### Stated problem:
Extract each line of the records below that contains the word "title".
begin Given records
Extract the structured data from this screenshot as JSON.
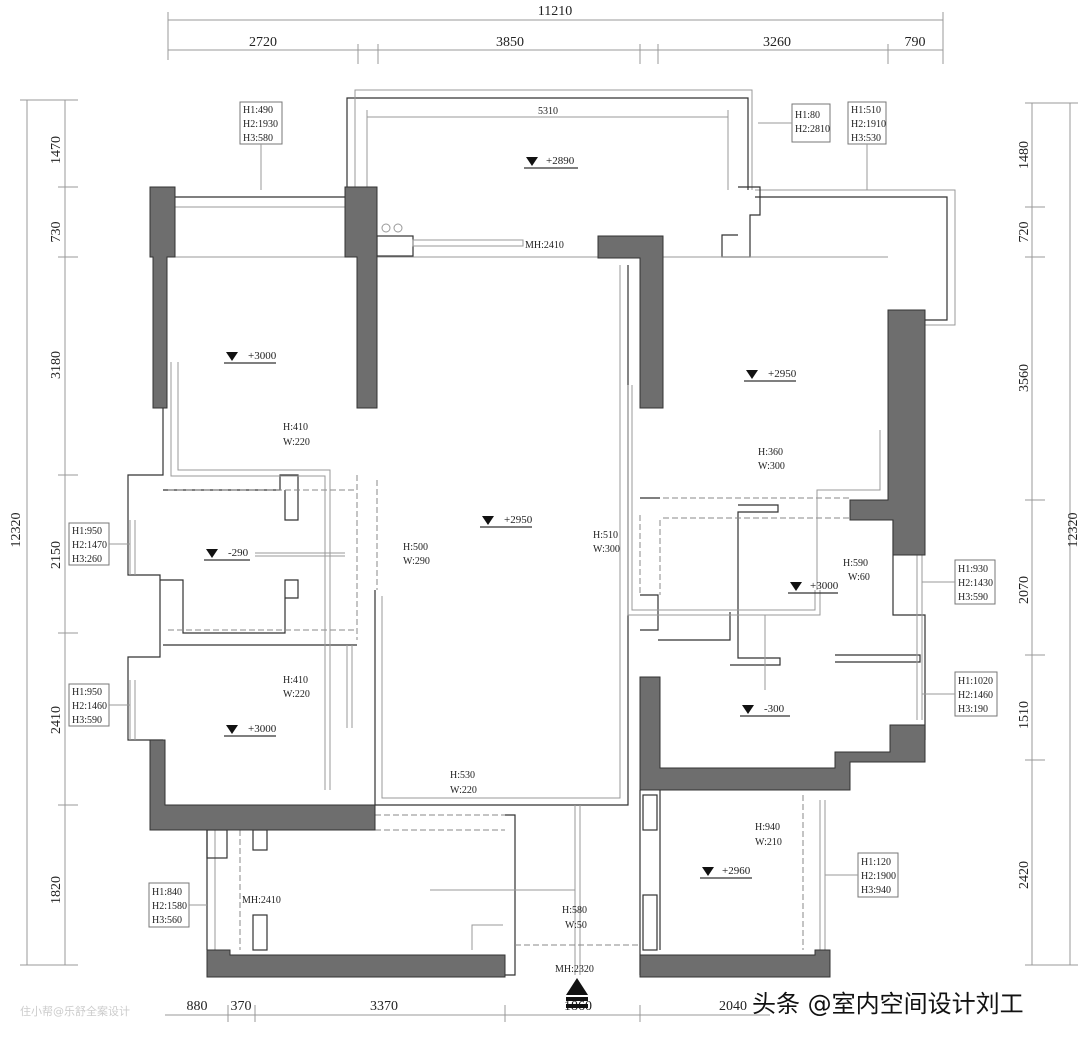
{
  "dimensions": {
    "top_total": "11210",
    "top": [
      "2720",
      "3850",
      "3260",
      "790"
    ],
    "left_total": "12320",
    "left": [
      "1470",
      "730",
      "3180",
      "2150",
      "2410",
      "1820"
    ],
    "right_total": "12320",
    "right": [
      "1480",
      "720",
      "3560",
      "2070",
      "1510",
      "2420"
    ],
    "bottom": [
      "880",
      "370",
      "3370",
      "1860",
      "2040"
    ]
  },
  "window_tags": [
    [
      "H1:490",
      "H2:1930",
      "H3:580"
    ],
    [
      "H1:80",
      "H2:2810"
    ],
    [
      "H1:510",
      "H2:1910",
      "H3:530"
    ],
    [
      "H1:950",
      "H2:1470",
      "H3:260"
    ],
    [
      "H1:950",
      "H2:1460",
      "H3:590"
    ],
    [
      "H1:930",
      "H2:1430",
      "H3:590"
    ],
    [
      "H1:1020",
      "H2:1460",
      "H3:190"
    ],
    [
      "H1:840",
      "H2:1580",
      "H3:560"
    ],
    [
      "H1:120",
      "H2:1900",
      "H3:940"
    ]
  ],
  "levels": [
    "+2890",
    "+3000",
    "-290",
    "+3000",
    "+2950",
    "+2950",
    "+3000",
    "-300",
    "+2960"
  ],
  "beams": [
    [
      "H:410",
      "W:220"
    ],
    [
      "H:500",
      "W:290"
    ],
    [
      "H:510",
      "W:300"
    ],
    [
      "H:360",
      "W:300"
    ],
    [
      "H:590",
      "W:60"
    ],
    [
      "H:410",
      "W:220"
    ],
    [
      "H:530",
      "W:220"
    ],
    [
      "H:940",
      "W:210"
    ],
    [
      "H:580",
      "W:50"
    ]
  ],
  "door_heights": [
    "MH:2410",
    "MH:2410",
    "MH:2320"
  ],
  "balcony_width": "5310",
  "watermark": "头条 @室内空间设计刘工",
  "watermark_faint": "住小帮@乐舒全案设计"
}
end Given records
begin Given records
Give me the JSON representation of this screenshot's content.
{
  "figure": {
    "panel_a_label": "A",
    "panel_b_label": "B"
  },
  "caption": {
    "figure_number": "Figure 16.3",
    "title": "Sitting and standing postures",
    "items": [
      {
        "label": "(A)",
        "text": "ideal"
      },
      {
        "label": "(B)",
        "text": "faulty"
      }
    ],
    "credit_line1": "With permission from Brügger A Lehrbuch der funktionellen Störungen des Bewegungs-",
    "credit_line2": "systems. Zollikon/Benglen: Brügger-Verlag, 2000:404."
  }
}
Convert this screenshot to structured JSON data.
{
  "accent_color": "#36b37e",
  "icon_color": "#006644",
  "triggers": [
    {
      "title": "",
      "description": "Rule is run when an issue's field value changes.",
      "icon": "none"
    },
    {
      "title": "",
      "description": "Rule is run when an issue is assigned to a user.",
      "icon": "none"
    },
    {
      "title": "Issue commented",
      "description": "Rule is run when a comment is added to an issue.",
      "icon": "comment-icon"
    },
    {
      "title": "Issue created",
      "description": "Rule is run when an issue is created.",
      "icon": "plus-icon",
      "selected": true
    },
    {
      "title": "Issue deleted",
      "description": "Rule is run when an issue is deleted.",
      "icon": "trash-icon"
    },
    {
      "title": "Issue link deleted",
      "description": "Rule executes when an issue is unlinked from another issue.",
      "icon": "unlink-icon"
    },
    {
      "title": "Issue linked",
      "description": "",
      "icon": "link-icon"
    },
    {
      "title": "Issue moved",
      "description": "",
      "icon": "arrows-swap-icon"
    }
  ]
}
end Given records
begin Given records
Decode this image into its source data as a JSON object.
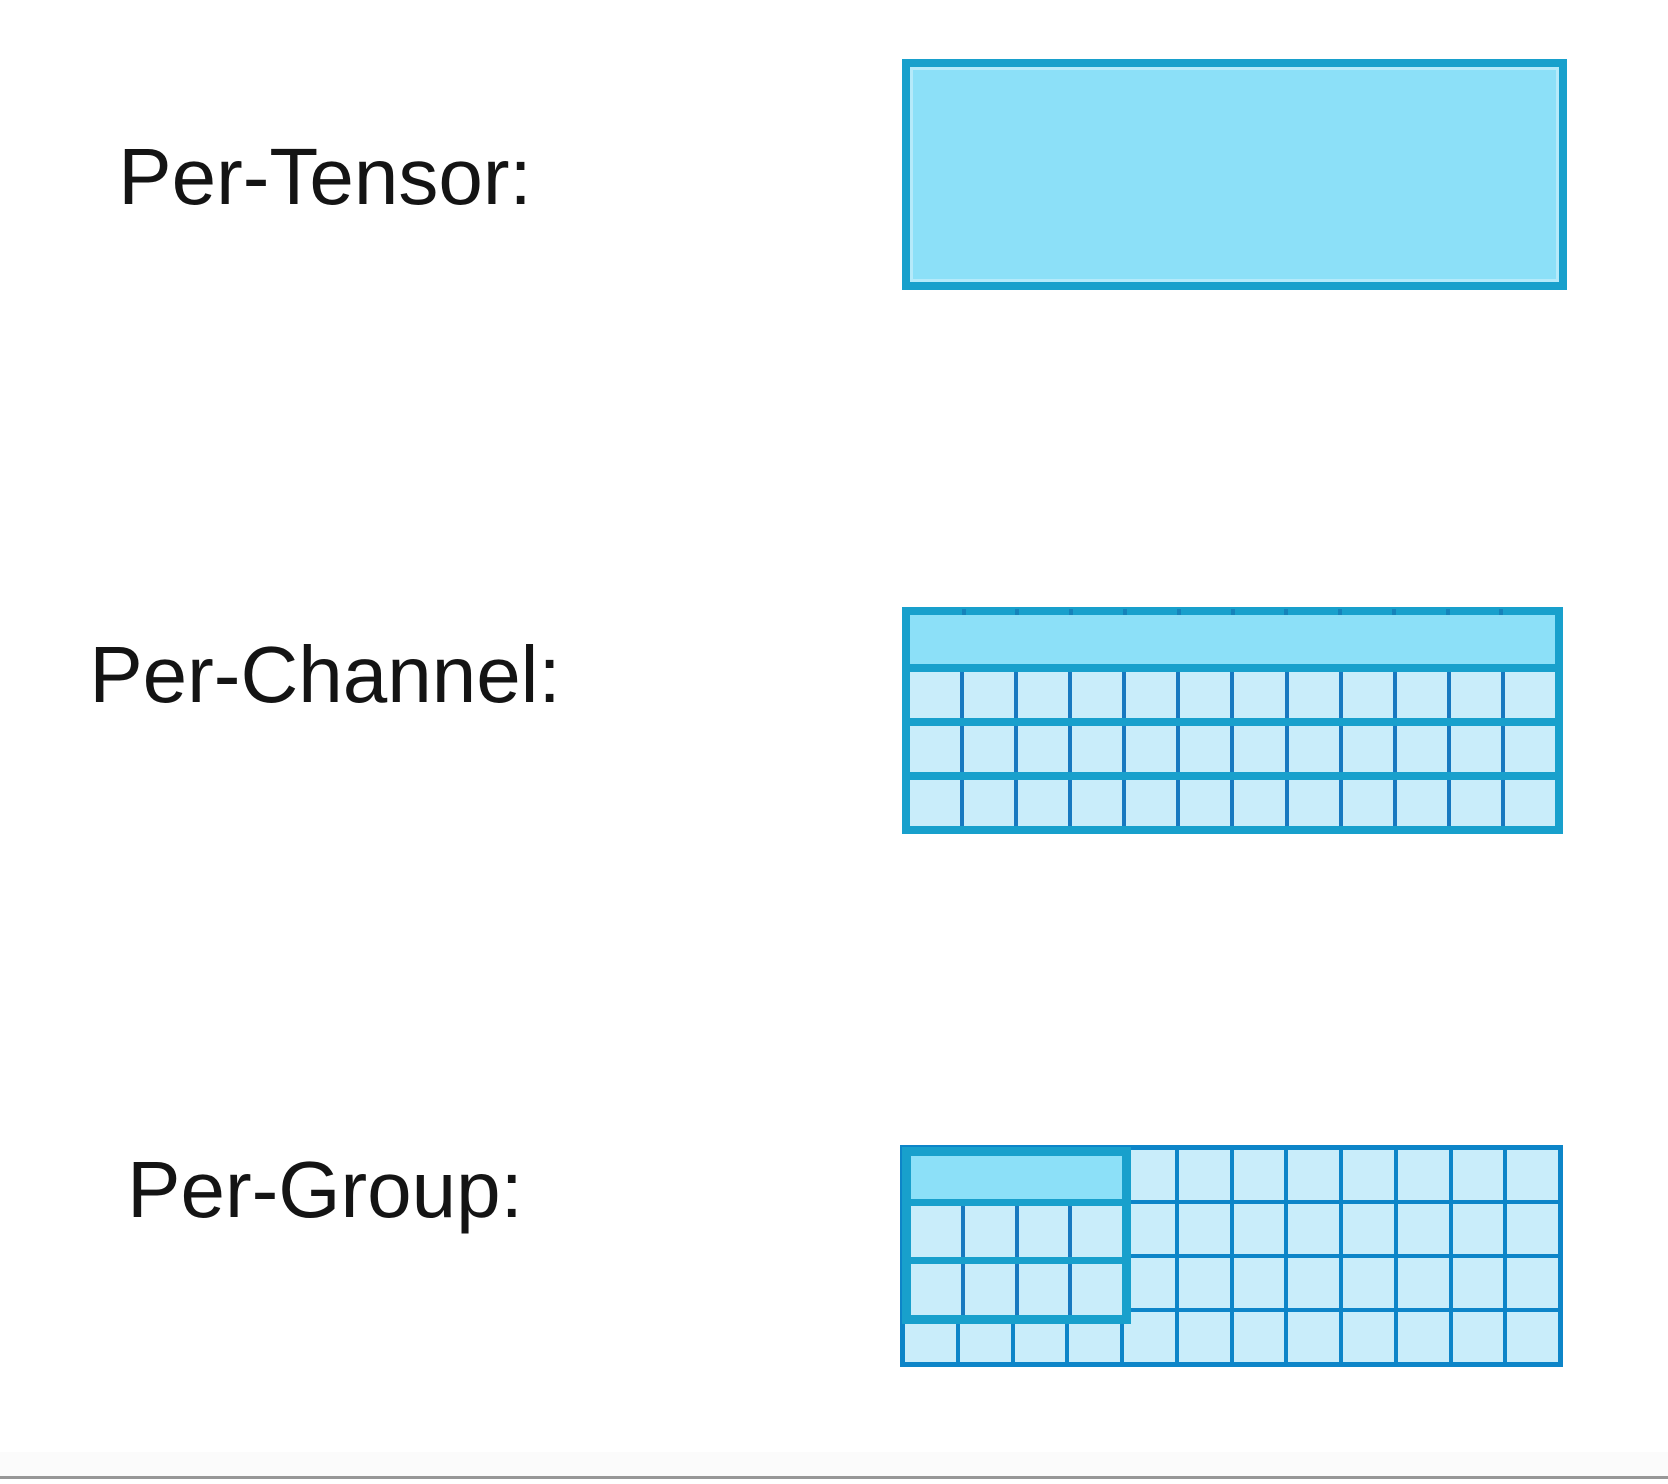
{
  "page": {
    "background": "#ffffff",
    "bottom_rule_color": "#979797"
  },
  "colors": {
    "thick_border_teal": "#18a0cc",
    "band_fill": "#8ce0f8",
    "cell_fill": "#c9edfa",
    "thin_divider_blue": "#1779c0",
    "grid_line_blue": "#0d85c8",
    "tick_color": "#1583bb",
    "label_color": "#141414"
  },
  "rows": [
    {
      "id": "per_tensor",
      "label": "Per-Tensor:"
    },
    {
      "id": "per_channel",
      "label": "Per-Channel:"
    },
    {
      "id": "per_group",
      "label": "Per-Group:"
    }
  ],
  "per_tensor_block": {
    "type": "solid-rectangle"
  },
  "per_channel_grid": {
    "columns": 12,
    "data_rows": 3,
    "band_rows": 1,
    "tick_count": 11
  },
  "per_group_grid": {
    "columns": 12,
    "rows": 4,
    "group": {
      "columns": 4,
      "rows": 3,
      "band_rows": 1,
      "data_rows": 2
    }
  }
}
end Given records
### Answer for the task:
    "title": "Sitting and standing postures",
      "title": "",
      "title": "",
      "title": "Issue commented",
      "title": "Issue created",
      "title": "Issue deleted",
      "title": "Issue link deleted",
      "title": "Issue linked",
      "title": "Issue moved",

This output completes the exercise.